(Records that describe figures)
........

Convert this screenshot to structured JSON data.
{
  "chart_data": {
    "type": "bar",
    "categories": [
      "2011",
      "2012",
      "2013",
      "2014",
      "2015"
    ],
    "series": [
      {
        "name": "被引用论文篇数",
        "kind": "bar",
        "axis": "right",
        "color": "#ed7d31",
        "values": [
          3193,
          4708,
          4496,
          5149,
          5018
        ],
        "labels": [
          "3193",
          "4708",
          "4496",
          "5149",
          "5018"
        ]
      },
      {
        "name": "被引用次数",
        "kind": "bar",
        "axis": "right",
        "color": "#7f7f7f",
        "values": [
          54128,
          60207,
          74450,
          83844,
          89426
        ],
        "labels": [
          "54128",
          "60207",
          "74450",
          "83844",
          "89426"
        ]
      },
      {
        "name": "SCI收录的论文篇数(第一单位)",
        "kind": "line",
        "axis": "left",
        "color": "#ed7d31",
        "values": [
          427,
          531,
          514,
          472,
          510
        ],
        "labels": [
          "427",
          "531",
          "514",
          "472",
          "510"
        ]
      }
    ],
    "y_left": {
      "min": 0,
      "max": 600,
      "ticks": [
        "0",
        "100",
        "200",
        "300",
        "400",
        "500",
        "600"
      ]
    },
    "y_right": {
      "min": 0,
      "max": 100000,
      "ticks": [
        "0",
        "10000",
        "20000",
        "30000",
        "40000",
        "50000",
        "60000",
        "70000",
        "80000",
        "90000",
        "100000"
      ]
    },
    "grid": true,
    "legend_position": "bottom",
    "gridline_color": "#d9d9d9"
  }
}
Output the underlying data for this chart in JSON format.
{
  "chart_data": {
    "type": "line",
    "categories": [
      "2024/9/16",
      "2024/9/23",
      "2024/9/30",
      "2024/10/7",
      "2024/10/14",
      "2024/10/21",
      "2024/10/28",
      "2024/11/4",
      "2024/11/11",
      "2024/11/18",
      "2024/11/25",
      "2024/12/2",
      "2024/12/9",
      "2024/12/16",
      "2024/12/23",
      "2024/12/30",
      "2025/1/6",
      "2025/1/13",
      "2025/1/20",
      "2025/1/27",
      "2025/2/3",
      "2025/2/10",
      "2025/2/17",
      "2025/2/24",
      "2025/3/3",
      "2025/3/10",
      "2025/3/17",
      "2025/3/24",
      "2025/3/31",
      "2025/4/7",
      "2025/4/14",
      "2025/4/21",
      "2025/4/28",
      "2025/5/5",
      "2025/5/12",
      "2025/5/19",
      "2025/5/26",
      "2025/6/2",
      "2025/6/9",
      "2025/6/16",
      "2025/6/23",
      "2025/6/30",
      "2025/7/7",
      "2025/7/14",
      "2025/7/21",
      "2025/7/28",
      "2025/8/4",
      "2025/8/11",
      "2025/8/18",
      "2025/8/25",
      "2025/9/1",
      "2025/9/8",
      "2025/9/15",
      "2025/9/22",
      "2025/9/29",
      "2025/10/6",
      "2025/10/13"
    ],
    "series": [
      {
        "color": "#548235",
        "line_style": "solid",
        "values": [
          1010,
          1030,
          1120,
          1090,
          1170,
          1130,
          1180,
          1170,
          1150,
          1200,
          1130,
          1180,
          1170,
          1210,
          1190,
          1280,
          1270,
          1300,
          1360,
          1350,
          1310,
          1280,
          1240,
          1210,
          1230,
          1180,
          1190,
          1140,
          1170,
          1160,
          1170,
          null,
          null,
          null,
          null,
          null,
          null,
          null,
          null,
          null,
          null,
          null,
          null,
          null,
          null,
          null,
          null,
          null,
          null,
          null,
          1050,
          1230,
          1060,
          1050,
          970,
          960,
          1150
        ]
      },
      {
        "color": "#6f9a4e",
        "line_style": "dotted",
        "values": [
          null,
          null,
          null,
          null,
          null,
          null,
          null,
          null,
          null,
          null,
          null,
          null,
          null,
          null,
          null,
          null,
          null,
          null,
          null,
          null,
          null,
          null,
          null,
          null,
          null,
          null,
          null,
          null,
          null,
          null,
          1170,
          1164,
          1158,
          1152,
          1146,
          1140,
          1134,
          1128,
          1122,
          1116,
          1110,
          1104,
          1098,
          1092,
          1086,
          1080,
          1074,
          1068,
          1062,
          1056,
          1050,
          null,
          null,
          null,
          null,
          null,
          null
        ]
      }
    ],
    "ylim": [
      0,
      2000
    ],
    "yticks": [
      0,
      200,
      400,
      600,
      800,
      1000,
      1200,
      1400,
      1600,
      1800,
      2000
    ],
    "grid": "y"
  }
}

........

Transcribe each record exactly. Leave nothing out.

Convert this screenshot to structured JSON data.
{
  "chart_data": {
    "type": "bar",
    "categories": [
      "2011",
      "2012",
      "2013",
      "2014",
      "2015"
    ],
    "series": [
      {
        "name": "被引用论文篇数",
        "kind": "bar",
        "axis": "right",
        "color": "#ed7d31",
        "values": [
          3193,
          4708,
          4496,
          5149,
          5018
        ],
        "labels": [
          "3193",
          "4708",
          "4496",
          "5149",
          "5018"
        ]
      },
      {
        "name": "被引用次数",
        "kind": "bar",
        "axis": "right",
        "color": "#7f7f7f",
        "values": [
          54128,
          60207,
          74450,
          83844,
          89426
        ],
        "labels": [
          "54128",
          "60207",
          "74450",
          "83844",
          "89426"
        ]
      },
      {
        "name": "SCI收录的论文篇数(第一单位)",
        "kind": "line",
        "axis": "left",
        "color": "#ed7d31",
        "values": [
          427,
          531,
          514,
          472,
          510
        ],
        "labels": [
          "427",
          "531",
          "514",
          "472",
          "510"
        ]
      }
    ],
    "y_left": {
      "min": 0,
      "max": 600,
      "ticks": [
        "0",
        "100",
        "200",
        "300",
        "400",
        "500",
        "600"
      ]
    },
    "y_right": {
      "min": 0,
      "max": 100000,
      "ticks": [
        "0",
        "10000",
        "20000",
        "30000",
        "40000",
        "50000",
        "60000",
        "70000",
        "80000",
        "90000",
        "100000"
      ]
    },
    "grid": true,
    "legend_position": "bottom",
    "gridline_color": "#d9d9d9"
  }
}
Output the underlying data for this chart in JSON format.
{
  "chart_data": {
    "type": "line",
    "categories": [
      "2024/9/16",
      "2024/9/23",
      "2024/9/30",
      "2024/10/7",
      "2024/10/14",
      "2024/10/21",
      "2024/10/28",
      "2024/11/4",
      "2024/11/11",
      "2024/11/18",
      "2024/11/25",
      "2024/12/2",
      "2024/12/9",
      "2024/12/16",
      "2024/12/23",
      "2024/12/30",
      "2025/1/6",
      "2025/1/13",
      "2025/1/20",
      "2025/1/27",
      "2025/2/3",
      "2025/2/10",
      "2025/2/17",
      "2025/2/24",
      "2025/3/3",
      "2025/3/10",
      "2025/3/17",
      "2025/3/24",
      "2025/3/31",
      "2025/4/7",
      "2025/4/14",
      "2025/4/21",
      "2025/4/28",
      "2025/5/5",
      "2025/5/12",
      "2025/5/19",
      "2025/5/26",
      "2025/6/2",
      "2025/6/9",
      "2025/6/16",
      "2025/6/23",
      "2025/6/30",
      "2025/7/7",
      "2025/7/14",
      "2025/7/21",
      "2025/7/28",
      "2025/8/4",
      "2025/8/11",
      "2025/8/18",
      "2025/8/25",
      "2025/9/1",
      "2025/9/8",
      "2025/9/15",
      "2025/9/22",
      "2025/9/29",
      "2025/10/6",
      "2025/10/13"
    ],
    "series": [
      {
        "color": "#548235",
        "line_style": "solid",
        "values": [
          1010,
          1030,
          1120,
          1090,
          1170,
          1130,
          1180,
          1170,
          1150,
          1200,
          1130,
          1180,
          1170,
          1210,
          1190,
          1280,
          1270,
          1300,
          1360,
          1350,
          1310,
          1280,
          1240,
          1210,
          1230,
          1180,
          1190,
          1140,
          1170,
          1160,
          1170,
          null,
          null,
          null,
          null,
          null,
          null,
          null,
          null,
          null,
          null,
          null,
          null,
          null,
          null,
          null,
          null,
          null,
          null,
          null,
          1050,
          1230,
          1060,
          1050,
          970,
          960,
          1150
        ]
      },
      {
        "color": "#6f9a4e",
        "line_style": "dotted",
        "values": [
          null,
          null,
          null,
          null,
          null,
          null,
          null,
          null,
          null,
          null,
          null,
          null,
          null,
          null,
          null,
          null,
          null,
          null,
          null,
          null,
          null,
          null,
          null,
          null,
          null,
          null,
          null,
          null,
          null,
          null,
          1170,
          1164,
          1158,
          1152,
          1146,
          1140,
          1134,
          1128,
          1122,
          1116,
          1110,
          1104,
          1098,
          1092,
          1086,
          1080,
          1074,
          1068,
          1062,
          1056,
          1050,
          null,
          null,
          null,
          null,
          null,
          null
        ]
      }
    ],
    "ylim": [
      0,
      2000
    ],
    "yticks": [
      0,
      200,
      400,
      600,
      800,
      1000,
      1200,
      1400,
      1600,
      1800,
      2000
    ],
    "grid": "y"
  }
}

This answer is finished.